* [Dataset content]

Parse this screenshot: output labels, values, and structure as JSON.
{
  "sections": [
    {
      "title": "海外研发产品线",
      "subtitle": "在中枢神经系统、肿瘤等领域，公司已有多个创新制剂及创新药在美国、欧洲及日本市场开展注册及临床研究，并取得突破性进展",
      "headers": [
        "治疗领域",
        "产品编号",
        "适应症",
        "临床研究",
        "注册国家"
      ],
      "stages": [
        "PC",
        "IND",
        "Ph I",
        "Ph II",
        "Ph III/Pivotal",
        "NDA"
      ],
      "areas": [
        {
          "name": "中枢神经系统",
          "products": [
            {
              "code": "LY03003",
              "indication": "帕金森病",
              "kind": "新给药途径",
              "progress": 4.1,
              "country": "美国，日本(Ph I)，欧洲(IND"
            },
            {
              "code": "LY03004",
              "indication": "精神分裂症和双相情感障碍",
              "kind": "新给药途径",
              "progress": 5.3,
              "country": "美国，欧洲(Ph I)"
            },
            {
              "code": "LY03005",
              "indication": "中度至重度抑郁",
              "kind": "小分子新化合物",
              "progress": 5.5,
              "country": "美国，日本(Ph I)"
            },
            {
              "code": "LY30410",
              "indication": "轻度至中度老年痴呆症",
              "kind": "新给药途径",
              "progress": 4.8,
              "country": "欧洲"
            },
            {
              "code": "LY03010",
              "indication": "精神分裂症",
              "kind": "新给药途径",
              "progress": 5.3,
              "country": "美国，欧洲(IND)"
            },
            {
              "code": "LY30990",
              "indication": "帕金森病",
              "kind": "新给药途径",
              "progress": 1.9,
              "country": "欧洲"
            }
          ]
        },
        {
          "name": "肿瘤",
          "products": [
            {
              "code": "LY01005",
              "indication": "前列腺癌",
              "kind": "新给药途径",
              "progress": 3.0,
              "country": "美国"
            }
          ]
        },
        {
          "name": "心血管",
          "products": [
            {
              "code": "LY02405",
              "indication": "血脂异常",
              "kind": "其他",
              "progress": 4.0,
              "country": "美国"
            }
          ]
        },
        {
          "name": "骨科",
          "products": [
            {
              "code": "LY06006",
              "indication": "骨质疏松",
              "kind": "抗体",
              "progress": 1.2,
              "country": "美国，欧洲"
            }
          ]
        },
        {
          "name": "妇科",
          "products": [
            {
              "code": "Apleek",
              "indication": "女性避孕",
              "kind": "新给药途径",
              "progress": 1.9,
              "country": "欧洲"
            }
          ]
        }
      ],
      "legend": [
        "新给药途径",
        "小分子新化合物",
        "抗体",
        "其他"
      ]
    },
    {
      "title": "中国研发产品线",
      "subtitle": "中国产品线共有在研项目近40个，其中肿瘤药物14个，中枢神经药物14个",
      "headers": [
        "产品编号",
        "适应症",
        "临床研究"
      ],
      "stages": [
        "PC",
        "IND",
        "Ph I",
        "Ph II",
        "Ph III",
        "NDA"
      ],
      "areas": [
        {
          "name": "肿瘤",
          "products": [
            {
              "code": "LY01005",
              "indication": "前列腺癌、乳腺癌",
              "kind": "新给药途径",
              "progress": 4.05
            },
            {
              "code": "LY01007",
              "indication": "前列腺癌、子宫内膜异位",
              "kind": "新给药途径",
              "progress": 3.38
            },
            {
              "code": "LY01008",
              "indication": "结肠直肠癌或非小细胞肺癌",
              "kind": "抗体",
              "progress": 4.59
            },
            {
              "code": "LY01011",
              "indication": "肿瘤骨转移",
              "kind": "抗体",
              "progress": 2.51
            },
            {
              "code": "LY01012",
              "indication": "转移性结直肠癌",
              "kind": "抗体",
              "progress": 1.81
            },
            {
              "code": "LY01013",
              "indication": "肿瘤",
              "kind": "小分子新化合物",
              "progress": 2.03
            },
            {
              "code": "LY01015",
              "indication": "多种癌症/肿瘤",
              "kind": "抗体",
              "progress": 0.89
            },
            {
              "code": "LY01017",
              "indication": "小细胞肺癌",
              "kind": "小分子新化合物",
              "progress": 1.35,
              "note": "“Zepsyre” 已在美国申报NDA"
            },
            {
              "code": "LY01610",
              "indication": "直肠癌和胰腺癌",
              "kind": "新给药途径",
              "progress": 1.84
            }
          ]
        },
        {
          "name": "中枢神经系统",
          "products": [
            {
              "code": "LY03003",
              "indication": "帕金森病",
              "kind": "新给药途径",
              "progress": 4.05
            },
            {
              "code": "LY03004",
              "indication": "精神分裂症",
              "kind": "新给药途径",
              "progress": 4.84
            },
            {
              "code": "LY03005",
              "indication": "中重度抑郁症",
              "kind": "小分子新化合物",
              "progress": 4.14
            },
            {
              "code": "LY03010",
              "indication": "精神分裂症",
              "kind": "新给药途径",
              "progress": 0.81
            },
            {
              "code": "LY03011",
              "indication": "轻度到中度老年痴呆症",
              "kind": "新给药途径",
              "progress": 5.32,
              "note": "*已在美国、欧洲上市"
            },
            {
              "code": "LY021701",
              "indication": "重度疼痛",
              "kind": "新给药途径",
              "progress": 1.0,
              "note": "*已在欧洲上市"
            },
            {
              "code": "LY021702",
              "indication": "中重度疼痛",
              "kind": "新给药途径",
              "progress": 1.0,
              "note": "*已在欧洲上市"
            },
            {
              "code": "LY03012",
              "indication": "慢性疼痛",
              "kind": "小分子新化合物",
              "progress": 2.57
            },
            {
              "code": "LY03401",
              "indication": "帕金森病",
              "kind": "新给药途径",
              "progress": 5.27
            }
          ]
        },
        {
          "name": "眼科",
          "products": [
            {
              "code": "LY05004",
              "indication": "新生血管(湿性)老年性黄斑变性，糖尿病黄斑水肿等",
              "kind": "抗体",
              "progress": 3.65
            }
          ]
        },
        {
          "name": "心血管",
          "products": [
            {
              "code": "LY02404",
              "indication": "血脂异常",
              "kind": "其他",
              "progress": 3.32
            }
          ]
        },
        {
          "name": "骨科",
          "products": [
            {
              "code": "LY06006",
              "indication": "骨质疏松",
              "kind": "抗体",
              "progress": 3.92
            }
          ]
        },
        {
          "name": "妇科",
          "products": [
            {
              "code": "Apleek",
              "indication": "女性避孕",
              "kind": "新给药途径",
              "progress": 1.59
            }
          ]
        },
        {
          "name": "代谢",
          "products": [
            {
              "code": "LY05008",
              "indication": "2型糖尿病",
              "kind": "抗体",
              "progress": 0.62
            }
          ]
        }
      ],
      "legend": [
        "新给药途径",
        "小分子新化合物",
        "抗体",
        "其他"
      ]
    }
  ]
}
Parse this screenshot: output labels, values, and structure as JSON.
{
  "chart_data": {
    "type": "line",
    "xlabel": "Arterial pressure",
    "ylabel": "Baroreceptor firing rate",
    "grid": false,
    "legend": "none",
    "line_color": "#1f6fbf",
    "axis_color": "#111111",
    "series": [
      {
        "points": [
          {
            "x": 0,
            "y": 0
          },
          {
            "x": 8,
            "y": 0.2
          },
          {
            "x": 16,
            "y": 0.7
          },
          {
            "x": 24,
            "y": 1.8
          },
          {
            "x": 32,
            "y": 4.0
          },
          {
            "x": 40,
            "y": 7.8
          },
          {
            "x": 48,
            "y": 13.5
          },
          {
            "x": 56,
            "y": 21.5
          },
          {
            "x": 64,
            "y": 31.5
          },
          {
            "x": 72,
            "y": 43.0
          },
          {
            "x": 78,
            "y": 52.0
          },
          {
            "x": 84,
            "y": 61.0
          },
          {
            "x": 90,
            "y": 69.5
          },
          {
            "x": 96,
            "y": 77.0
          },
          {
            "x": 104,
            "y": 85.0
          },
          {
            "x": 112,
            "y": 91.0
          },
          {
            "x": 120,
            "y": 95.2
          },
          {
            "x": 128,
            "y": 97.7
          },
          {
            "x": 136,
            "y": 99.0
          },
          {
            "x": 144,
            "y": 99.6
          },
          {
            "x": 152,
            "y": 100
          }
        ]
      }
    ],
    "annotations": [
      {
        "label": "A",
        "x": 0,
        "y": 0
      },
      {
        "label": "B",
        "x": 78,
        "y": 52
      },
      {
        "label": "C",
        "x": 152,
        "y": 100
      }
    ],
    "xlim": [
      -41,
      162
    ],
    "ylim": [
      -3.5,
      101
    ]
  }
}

* [Problem to work on] Pull every line containing the word "note" out of the entries above.

* [Output of the task]
              "note": "“Zepsyre” 已在美国申报NDA"
              "note": "*已在美国、欧洲上市"
              "note": "*已在欧洲上市"
              "note": "*已在欧洲上市"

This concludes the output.